* Begin *

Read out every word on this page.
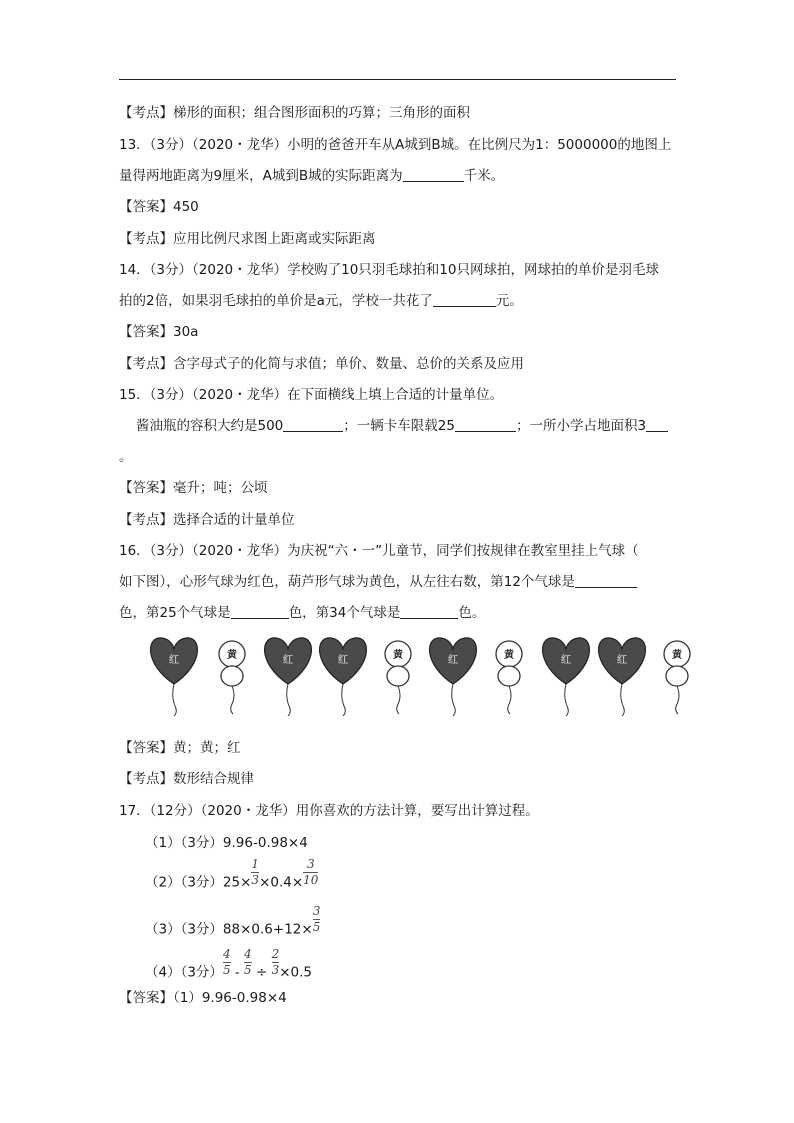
【考点】梯形的面积；组合图形面积的巧算；三角形的面积
13．（3分）（2020・龙华）小明的爸爸开车从A城到B城。在比例尺为1：5000000的地图上
量得两地距离为9厘米，A城到B城的实际距离为	千米。
【答案】450
【考点】应用比例尺求图上距离或实际距离
14．（3分）（2020・龙华）学校购了10只羽毛球拍和10只网球拍，网球拍的单价是羽毛球
拍的2倍，如果羽毛球拍的单价是a元，学校一共花了	元。
【答案】30a
【考点】含字母式子的化简与求值；单价、数量、总价的关系及应用
15．（3分）（2020・龙华）在下面横线上填上合适的计量单位。
酱油瓶的容积大约是500	；一辆卡车限载25	；一所小学占地面积3
。
【答案】毫升；吨；公顷
【考点】选择合适的计量单位
16．（3分）（2020・龙华）为庆祝“六・一”儿童节，同学们按规律在教室里挂上气球（
如下图），心形气球为红色，葫芦形气球为黄色，从左往右数，第12个气球是
色，第25个气球是	色，第34个气球是	色。
红	黄	红	红	黄	红	黄	红	红	黄
【答案】黄；黄；红
【考点】数形结合规律
17．（12分）（2020・龙华）用你喜欢的方法计算，要写出计算过程。
（1）（3分）9.96-0.98×4
（2）（3分）$25\times \frac{1}{3} \times 0.4\times \frac{3}{10}$
（3）（3分）$88\times 0.6+12\times \frac{3}{5}$
（4）（3分） $\frac{4}{5} - \frac{4}{5} \div \frac{2}{3} \times 0.5$
【答案】（1）9.96-0.98×4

* End *

Work to complete
Write out the records above once more, word for word, with no pictures.

Solution below
Read out every word on this page.
【考点】梯形的面积；组合图形面积的巧算；三角形的面积
13．（3分）（2020・龙华）小明的爸爸开车从A城到B城。在比例尺为1：5000000的地图上
量得两地距离为9厘米，A城到B城的实际距离为	千米。
【答案】450
【考点】应用比例尺求图上距离或实际距离
14．（3分）（2020・龙华）学校购了10只羽毛球拍和10只网球拍，网球拍的单价是羽毛球
拍的2倍，如果羽毛球拍的单价是a元，学校一共花了	元。
【答案】30a
【考点】含字母式子的化简与求值；单价、数量、总价的关系及应用
15．（3分）（2020・龙华）在下面横线上填上合适的计量单位。
酱油瓶的容积大约是500	；一辆卡车限载25	；一所小学占地面积3
。
【答案】毫升；吨；公顷
【考点】选择合适的计量单位
16．（3分）（2020・龙华）为庆祝“六・一”儿童节，同学们按规律在教室里挂上气球（
如下图），心形气球为红色，葫芦形气球为黄色，从左往右数，第12个气球是
色，第25个气球是	色，第34个气球是	色。
红	黄	红	红	黄	红	黄	红	红	黄
【答案】黄；黄；红
【考点】数形结合规律
17．（12分）（2020・龙华）用你喜欢的方法计算，要写出计算过程。
（1）（3分）9.96-0.98×4
（2）（3分）$25\times \frac{1}{3} \times 0.4\times \frac{3}{10}$
（3）（3分）$88\times 0.6+12\times \frac{3}{5}$
（4）（3分） $\frac{4}{5} - \frac{4}{5} \div \frac{2}{3} \times 0.5$
【答案】（1）9.96-0.98×4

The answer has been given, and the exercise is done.